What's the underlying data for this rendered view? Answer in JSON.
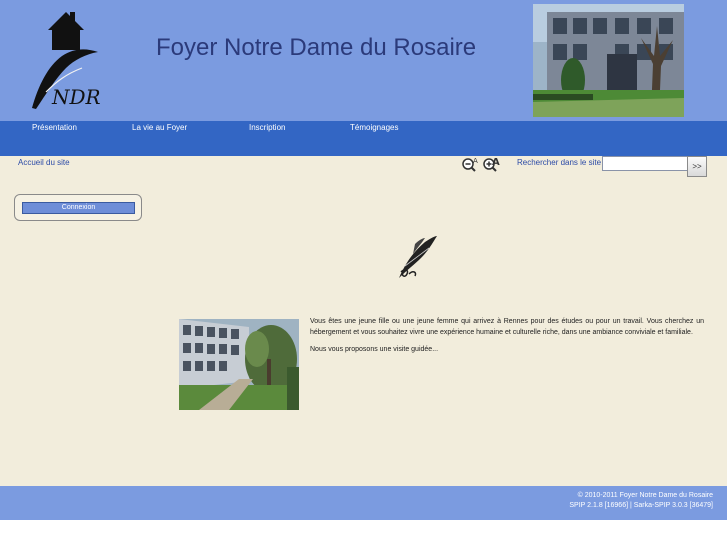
{
  "header": {
    "site_title": "Foyer Notre Dame du Rosaire",
    "logo_text": "NDR"
  },
  "nav": {
    "items": [
      {
        "label": "Présentation"
      },
      {
        "label": "La vie au Foyer"
      },
      {
        "label": "Inscription"
      },
      {
        "label": "Témoignages"
      }
    ]
  },
  "toolbar": {
    "breadcrumb": "Accueil du site",
    "zoom_out_icon": "zoom-out-icon",
    "zoom_in_icon": "zoom-in-icon",
    "search_label": "Rechercher dans le site",
    "search_value": "",
    "search_button": ">>"
  },
  "login": {
    "button_label": "Connexion"
  },
  "content": {
    "paragraph_1": "Vous êtes une jeune fille ou une jeune femme qui arrivez à Rennes pour des études ou pour un travail. Vous cherchez un hébergement et vous souhaitez vivre une expérience humaine et culturelle riche, dans une ambiance conviviale et familiale.",
    "paragraph_2": "Nous vous proposons une visite guidée..."
  },
  "footer": {
    "line_1": "© 2010-2011 Foyer Notre Dame du Rosaire",
    "line_2": "SPIP 2.1.8 [16966] | Sarka-SPIP 3.0.3 [36479]"
  },
  "colors": {
    "header_bg": "#7b9be0",
    "nav_bg": "#3366c4",
    "page_bg": "#f2eddc",
    "title": "#2b3a7a",
    "link": "#2b4aa6"
  }
}
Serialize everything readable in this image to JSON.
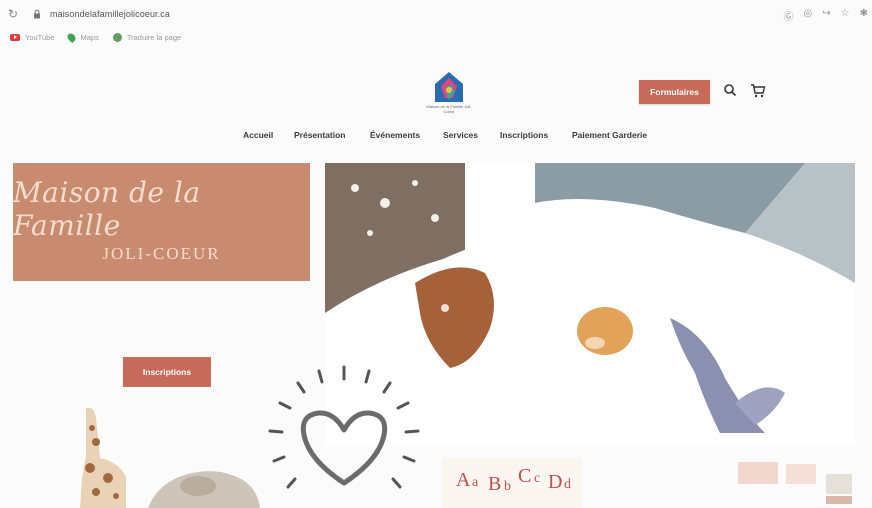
{
  "browser": {
    "url": "maisondelafamillejolicoeur.ca",
    "bookmarks": [
      {
        "label": "YouTube",
        "icon": "youtube-icon"
      },
      {
        "label": "Maps",
        "icon": "maps-icon"
      },
      {
        "label": "Traduire la page",
        "icon": "translate-icon"
      }
    ]
  },
  "header": {
    "logo_caption": "Maison de la Famille Joli-Coeur",
    "formulaires_label": "Formulaires"
  },
  "nav": {
    "items": [
      "Accueil",
      "Présentation",
      "Événements",
      "Services",
      "Inscriptions",
      "Paiement Garderie"
    ]
  },
  "hero": {
    "script_title": "Maison de la Famille",
    "caps_title": "JOLI-COEUR",
    "inscriptions_label": "Inscriptions"
  },
  "colors": {
    "accent": "#c66a5a",
    "banner": "#c98b6f",
    "banner_text": "#f5dccd"
  }
}
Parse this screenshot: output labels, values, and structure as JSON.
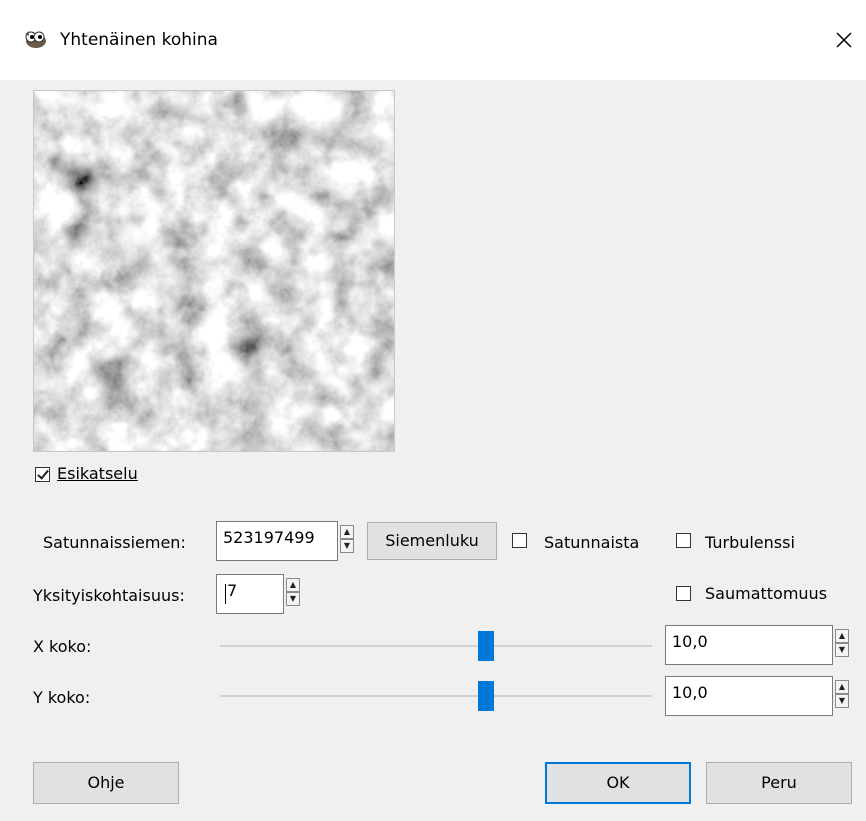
{
  "window": {
    "title": "Yhtenäinen kohina",
    "icon": "gimp-wilber-icon"
  },
  "preview": {
    "checkbox_label": "Esikatselu",
    "checked": true
  },
  "seed": {
    "label": "Satunnaissiemen:",
    "value": "523197499",
    "new_seed_button": "Siemenluku",
    "randomize_label": "Satunnaista",
    "randomize_checked": false
  },
  "turbulence": {
    "label": "Turbulenssi",
    "checked": false
  },
  "detail": {
    "label": "Yksityiskohtaisuus:",
    "value": "7"
  },
  "tileable": {
    "label": "Saumattomuus",
    "checked": false
  },
  "x_size": {
    "label": "X koko:",
    "value": "10,0",
    "slider_fraction": 0.6
  },
  "y_size": {
    "label": "Y koko:",
    "value": "10,0",
    "slider_fraction": 0.6
  },
  "buttons": {
    "help": "Ohje",
    "ok": "OK",
    "cancel": "Peru"
  },
  "colors": {
    "accent": "#0078d7",
    "dialog_bg": "#f0f0f0"
  }
}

* _Your objective_
Take the line with "Parse this screenshot: output" as the first line and the last line of the records above as the final one; reproduce exactly the lines between them, both included, without pictures.

* _Answer for this exercise_
Parse this screenshot: output labels, values, and structure as JSON.
{
  "window": {
    "title": "Yhtenäinen kohina",
    "icon": "gimp-wilber-icon"
  },
  "preview": {
    "checkbox_label": "Esikatselu",
    "checked": true
  },
  "seed": {
    "label": "Satunnaissiemen:",
    "value": "523197499",
    "new_seed_button": "Siemenluku",
    "randomize_label": "Satunnaista",
    "randomize_checked": false
  },
  "turbulence": {
    "label": "Turbulenssi",
    "checked": false
  },
  "detail": {
    "label": "Yksityiskohtaisuus:",
    "value": "7"
  },
  "tileable": {
    "label": "Saumattomuus",
    "checked": false
  },
  "x_size": {
    "label": "X koko:",
    "value": "10,0",
    "slider_fraction": 0.6
  },
  "y_size": {
    "label": "Y koko:",
    "value": "10,0",
    "slider_fraction": 0.6
  },
  "buttons": {
    "help": "Ohje",
    "ok": "OK",
    "cancel": "Peru"
  },
  "colors": {
    "accent": "#0078d7",
    "dialog_bg": "#f0f0f0"
  }
}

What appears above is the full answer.